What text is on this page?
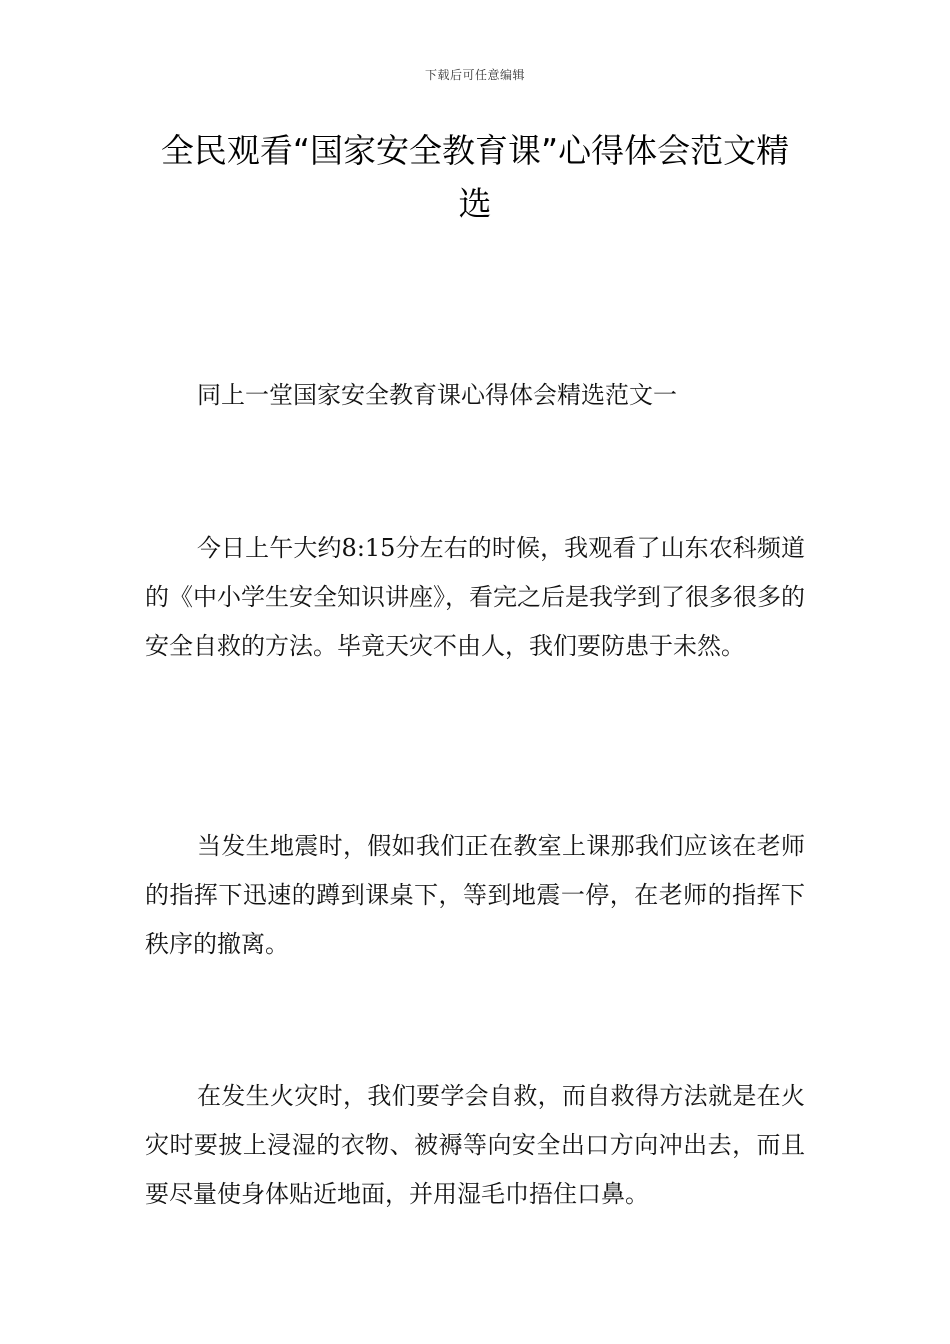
下载后可任意编辑
全民观看“国家安全教育课”心得体会范文精选

同上一堂国家安全教育课心得体会精选范文一

今日上午大约8:15分左右的时候，我观看了山东农科频道的《中小学生安全知识讲座》，看完之后是我学到了很多很多的安全自救的方法。毕竟天灾不由人，我们要防患于未然。

当发生地震时，假如我们正在教室上课那我们应该在老师的指挥下迅速的蹲到课桌下，等到地震一停，在老师的指挥下秩序的撤离。

在发生火灾时，我们要学会自救，而自救得方法就是在火灾时要披上浸湿的衣物、被褥等向安全出口方向冲出去，而且要尽量使身体贴近地面，并用湿毛巾捂住口鼻。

Task instructions. Go through the entries above and output them exactly, without pictures.

Response below.
What text is on this page?
下载后可任意编辑
全民观看“国家安全教育课”心得体会范文精选

同上一堂国家安全教育课心得体会精选范文一

今日上午大约8:15分左右的时候，我观看了山东农科频道的《中小学生安全知识讲座》，看完之后是我学到了很多很多的安全自救的方法。毕竟天灾不由人，我们要防患于未然。

当发生地震时，假如我们正在教室上课那我们应该在老师的指挥下迅速的蹲到课桌下，等到地震一停，在老师的指挥下秩序的撤离。

在发生火灾时，我们要学会自救，而自救得方法就是在火灾时要披上浸湿的衣物、被褥等向安全出口方向冲出去，而且要尽量使身体贴近地面，并用湿毛巾捂住口鼻。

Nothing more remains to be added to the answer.